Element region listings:
============

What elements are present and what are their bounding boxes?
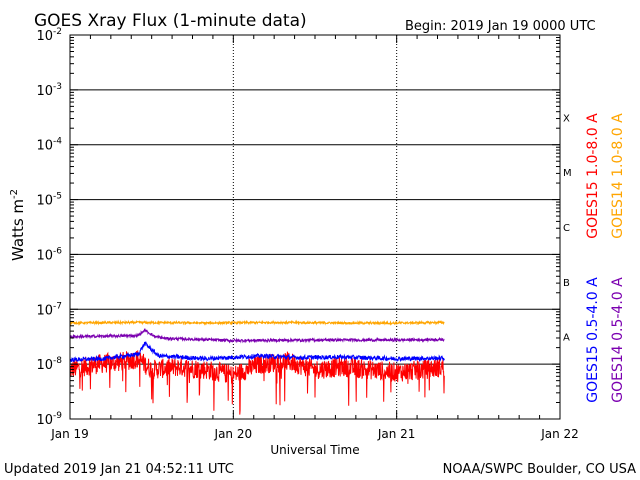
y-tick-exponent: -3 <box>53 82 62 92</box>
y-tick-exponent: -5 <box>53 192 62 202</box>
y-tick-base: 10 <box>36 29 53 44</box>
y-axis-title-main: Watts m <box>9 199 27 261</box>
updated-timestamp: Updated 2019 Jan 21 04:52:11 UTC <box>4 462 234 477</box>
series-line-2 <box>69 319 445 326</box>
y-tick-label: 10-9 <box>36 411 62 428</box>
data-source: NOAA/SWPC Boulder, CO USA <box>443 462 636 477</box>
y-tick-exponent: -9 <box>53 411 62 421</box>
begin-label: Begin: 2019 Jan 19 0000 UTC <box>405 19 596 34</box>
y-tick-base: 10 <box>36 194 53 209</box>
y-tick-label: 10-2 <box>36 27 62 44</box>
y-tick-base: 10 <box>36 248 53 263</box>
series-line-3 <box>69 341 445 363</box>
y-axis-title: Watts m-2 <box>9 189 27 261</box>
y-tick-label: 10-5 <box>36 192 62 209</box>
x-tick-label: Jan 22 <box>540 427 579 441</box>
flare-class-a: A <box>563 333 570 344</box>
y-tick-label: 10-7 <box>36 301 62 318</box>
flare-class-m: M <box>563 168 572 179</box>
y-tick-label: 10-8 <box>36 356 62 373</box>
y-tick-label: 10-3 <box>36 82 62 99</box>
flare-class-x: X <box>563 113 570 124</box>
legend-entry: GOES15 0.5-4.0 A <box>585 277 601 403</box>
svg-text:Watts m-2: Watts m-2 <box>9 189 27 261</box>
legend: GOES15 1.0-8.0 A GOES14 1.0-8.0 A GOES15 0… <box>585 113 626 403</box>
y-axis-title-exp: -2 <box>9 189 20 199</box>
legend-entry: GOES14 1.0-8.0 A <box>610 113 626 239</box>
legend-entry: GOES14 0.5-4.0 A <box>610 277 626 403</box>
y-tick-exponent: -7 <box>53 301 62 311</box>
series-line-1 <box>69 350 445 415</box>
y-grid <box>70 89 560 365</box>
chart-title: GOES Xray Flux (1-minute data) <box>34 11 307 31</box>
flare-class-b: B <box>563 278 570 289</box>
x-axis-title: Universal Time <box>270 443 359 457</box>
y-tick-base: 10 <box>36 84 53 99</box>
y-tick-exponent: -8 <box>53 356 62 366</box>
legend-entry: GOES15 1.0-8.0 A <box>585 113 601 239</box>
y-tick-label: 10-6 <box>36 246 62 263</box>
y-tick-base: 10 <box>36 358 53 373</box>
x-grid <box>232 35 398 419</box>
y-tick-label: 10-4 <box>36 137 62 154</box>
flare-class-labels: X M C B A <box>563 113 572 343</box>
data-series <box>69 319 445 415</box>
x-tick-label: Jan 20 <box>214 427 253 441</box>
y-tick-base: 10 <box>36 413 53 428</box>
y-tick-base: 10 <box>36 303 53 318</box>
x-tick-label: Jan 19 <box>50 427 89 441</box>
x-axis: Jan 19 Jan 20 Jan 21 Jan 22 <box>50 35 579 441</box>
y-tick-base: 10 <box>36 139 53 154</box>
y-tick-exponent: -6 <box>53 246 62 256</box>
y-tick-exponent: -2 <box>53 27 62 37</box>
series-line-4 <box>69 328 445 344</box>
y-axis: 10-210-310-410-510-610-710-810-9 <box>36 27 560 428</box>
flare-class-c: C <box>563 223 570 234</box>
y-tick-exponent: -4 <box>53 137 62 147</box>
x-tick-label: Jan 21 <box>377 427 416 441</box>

============

Recast every line of the entries above as a JSON list of strings, one string per line, omitting blank lines and leaving out the picture.

[
  "What elements are present and what are their bounding boxes?",
  "y-tick-exponent: -3 <box>53 82 62 92</box>",
  "y-tick-exponent: -5 <box>53 192 62 202</box>",
  "y-tick-base: 10 <box>36 29 53 44</box>",
  "y-axis-title-main: Watts m <box>9 199 27 261</box>",
  "updated-timestamp: Updated 2019 Jan 21 04:52:11 UTC <box>4 462 234 477</box>",
  "series-line-2 <box>69 319 445 326</box>",
  "y-tick-label: 10-9 <box>36 411 62 428</box>",
  "data-source: NOAA/SWPC Boulder, CO USA <box>443 462 636 477</box>",
  "y-tick-exponent: -9 <box>53 411 62 421</box>",
  "begin-label: Begin: 2019 Jan 19 0000 UTC <box>405 19 596 34</box>",
  "y-tick-base: 10 <box>36 194 53 209</box>",
  "y-tick-label: 10-2 <box>36 27 62 44</box>",
  "y-tick-base: 10 <box>36 248 53 263</box>",
  "series-line-3 <box>69 341 445 363</box>",
  "y-axis-title: Watts m-2 <box>9 189 27 261</box>",
  "y-tick-label: 10-5 <box>36 192 62 209</box>",
  "x-tick-label: Jan 22 <box>540 427 579 441</box>",
  "flare-class-a: A <box>563 333 570 344</box>",
  "y-tick-label: 10-7 <box>36 301 62 318</box>",
  "flare-class-m: M <box>563 168 572 179</box>",
  "y-tick-label: 10-8 <box>36 356 62 373</box>",
  "y-tick-label: 10-3 <box>36 82 62 99</box>",
  "flare-class-x: X <box>563 113 570 124</box>",
  "legend-entry: GOES15 0.5-4.0 A <box>585 277 601 403</box>",
  "svg-text:Watts m-2: Watts m-2 <box>9 189 27 261</box>",
  "legend: GOES15 1.0-8.0 A GOES14 1.0-8.0 A GOES15 0… <box>585 113 626 403</box>",
  "y-axis-title-exp: -2 <box>9 189 20 199</box>",
  "legend-entry: GOES14 1.0-8.0 A <box>610 113 626 239</box>",
  "legend-entry: GOES14 0.5-4.0 A <box>610 277 626 403</box>",
  "y-tick-exponent: -7 <box>53 301 62 311</box>",
  "series-line-1 <box>69 350 445 415</box>",
  "y-grid <box>70 89 560 365</box>",
  "chart-title: GOES Xray Flux (1-minute data) <box>34 11 307 31</box>",
  "flare-class-b: B <box>563 278 570 289</box>",
  "x-axis-title: Universal Time <box>270 443 359 457</box>",
  "y-tick-base: 10 <box>36 84 53 99</box>",
  "y-tick-exponent: -8 <box>53 356 62 366</box>",
  "legend-entry: GOES15 1.0-8.0 A <box>585 113 601 239</box>",
  "y-tick-label: 10-6 <box>36 246 62 263</box>",
  "y-tick-base: 10 <box>36 358 53 373</box>",
  "x-grid <box>232 35 398 419</box>",
  "y-tick-label: 10-4 <box>36 137 62 154</box>",
  "flare-class-labels: X M C B A <box>563 113 572 343</box>",
  "data-series <box>69 319 445 415</box>",
  "x-tick-label: Jan 20 <box>214 427 253 441</box>",
  "y-tick-base: 10 <box>36 413 53 428</box>",
  "y-tick-base: 10 <box>36 303 53 318</box>",
  "x-tick-label: Jan 19 <box>50 427 89 441</box>",
  "x-axis: Jan 19 Jan 20 Jan 21 Jan 22 <box>50 35 579 441</box>",
  "y-tick-base: 10 <box>36 139 53 154</box>",
  "y-tick-exponent: -6 <box>53 246 62 256</box>",
  "y-tick-exponent: -2 <box>53 27 62 37</box>",
  "series-line-4 <box>69 328 445 344</box>",
  "y-axis: 10-210-310-410-510-610-710-810-9 <box>36 27 560 428</box>",
  "flare-class-c: C <box>563 223 570 234</box>",
  "y-tick-exponent: -4 <box>53 137 62 147</box>",
  "x-tick-label: Jan 21 <box>377 427 416 441</box>"
]